* [Given problem]: The records that follow need to be output exactly as they are.
+++
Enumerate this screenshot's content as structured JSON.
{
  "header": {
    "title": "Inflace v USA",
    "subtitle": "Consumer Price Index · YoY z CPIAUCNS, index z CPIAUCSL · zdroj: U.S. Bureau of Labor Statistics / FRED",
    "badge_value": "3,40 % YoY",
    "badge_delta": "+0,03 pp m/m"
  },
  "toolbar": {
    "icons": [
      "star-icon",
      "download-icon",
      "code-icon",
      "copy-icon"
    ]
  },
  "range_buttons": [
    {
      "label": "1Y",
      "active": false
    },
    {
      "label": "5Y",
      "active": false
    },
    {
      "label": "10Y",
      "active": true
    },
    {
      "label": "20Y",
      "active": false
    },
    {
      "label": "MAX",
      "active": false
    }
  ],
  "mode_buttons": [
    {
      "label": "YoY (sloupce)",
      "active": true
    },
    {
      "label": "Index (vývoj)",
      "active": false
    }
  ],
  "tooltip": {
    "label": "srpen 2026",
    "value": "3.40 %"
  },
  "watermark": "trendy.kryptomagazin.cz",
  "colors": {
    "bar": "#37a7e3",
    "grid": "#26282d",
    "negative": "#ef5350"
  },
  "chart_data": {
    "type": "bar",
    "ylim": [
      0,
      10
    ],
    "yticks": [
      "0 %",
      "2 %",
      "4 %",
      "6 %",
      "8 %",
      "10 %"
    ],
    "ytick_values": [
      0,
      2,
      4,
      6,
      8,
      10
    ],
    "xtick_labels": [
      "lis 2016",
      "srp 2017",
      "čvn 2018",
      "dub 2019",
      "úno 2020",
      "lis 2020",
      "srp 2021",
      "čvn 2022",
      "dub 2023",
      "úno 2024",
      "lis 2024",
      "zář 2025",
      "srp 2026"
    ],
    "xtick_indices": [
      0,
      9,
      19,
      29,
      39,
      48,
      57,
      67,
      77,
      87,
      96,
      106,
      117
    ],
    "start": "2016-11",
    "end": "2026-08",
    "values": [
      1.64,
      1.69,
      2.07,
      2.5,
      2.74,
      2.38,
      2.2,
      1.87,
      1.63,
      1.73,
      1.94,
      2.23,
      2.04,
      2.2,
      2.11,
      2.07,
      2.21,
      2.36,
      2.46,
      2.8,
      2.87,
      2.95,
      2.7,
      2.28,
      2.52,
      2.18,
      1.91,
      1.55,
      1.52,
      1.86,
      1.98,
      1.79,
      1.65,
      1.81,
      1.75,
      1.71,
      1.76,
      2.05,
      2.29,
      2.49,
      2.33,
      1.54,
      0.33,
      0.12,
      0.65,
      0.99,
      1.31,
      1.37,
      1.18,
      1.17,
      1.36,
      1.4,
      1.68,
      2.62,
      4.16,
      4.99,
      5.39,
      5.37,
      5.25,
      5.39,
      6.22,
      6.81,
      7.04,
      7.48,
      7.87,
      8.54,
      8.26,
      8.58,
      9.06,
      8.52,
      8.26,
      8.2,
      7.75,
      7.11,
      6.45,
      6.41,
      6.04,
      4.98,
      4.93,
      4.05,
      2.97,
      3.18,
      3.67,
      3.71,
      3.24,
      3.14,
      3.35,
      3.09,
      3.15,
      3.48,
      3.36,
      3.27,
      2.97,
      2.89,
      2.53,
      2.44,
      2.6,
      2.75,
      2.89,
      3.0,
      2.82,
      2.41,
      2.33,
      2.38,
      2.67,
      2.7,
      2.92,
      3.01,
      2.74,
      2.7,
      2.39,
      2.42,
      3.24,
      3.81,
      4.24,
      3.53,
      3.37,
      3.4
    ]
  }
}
+++
* [Correct answer]:
Enumerate this screenshot's content as structured JSON.
{
  "header": {
    "title": "Inflace v USA",
    "subtitle": "Consumer Price Index · YoY z CPIAUCNS, index z CPIAUCSL · zdroj: U.S. Bureau of Labor Statistics / FRED",
    "badge_value": "3,40 % YoY",
    "badge_delta": "+0,03 pp m/m"
  },
  "toolbar": {
    "icons": [
      "star-icon",
      "download-icon",
      "code-icon",
      "copy-icon"
    ]
  },
  "range_buttons": [
    {
      "label": "1Y",
      "active": false
    },
    {
      "label": "5Y",
      "active": false
    },
    {
      "label": "10Y",
      "active": true
    },
    {
      "label": "20Y",
      "active": false
    },
    {
      "label": "MAX",
      "active": false
    }
  ],
  "mode_buttons": [
    {
      "label": "YoY (sloupce)",
      "active": true
    },
    {
      "label": "Index (vývoj)",
      "active": false
    }
  ],
  "tooltip": {
    "label": "srpen 2026",
    "value": "3.40 %"
  },
  "watermark": "trendy.kryptomagazin.cz",
  "colors": {
    "bar": "#37a7e3",
    "grid": "#26282d",
    "negative": "#ef5350"
  },
  "chart_data": {
    "type": "bar",
    "ylim": [
      0,
      10
    ],
    "yticks": [
      "0 %",
      "2 %",
      "4 %",
      "6 %",
      "8 %",
      "10 %"
    ],
    "ytick_values": [
      0,
      2,
      4,
      6,
      8,
      10
    ],
    "xtick_labels": [
      "lis 2016",
      "srp 2017",
      "čvn 2018",
      "dub 2019",
      "úno 2020",
      "lis 2020",
      "srp 2021",
      "čvn 2022",
      "dub 2023",
      "úno 2024",
      "lis 2024",
      "zář 2025",
      "srp 2026"
    ],
    "xtick_indices": [
      0,
      9,
      19,
      29,
      39,
      48,
      57,
      67,
      77,
      87,
      96,
      106,
      117
    ],
    "start": "2016-11",
    "end": "2026-08",
    "values": [
      1.64,
      1.69,
      2.07,
      2.5,
      2.74,
      2.38,
      2.2,
      1.87,
      1.63,
      1.73,
      1.94,
      2.23,
      2.04,
      2.2,
      2.11,
      2.07,
      2.21,
      2.36,
      2.46,
      2.8,
      2.87,
      2.95,
      2.7,
      2.28,
      2.52,
      2.18,
      1.91,
      1.55,
      1.52,
      1.86,
      1.98,
      1.79,
      1.65,
      1.81,
      1.75,
      1.71,
      1.76,
      2.05,
      2.29,
      2.49,
      2.33,
      1.54,
      0.33,
      0.12,
      0.65,
      0.99,
      1.31,
      1.37,
      1.18,
      1.17,
      1.36,
      1.4,
      1.68,
      2.62,
      4.16,
      4.99,
      5.39,
      5.37,
      5.25,
      5.39,
      6.22,
      6.81,
      7.04,
      7.48,
      7.87,
      8.54,
      8.26,
      8.58,
      9.06,
      8.52,
      8.26,
      8.2,
      7.75,
      7.11,
      6.45,
      6.41,
      6.04,
      4.98,
      4.93,
      4.05,
      2.97,
      3.18,
      3.67,
      3.71,
      3.24,
      3.14,
      3.35,
      3.09,
      3.15,
      3.48,
      3.36,
      3.27,
      2.97,
      2.89,
      2.53,
      2.44,
      2.6,
      2.75,
      2.89,
      3.0,
      2.82,
      2.41,
      2.33,
      2.38,
      2.67,
      2.7,
      2.92,
      3.01,
      2.74,
      2.7,
      2.39,
      2.42,
      3.24,
      3.81,
      4.24,
      3.53,
      3.37,
      3.4
    ]
  }
}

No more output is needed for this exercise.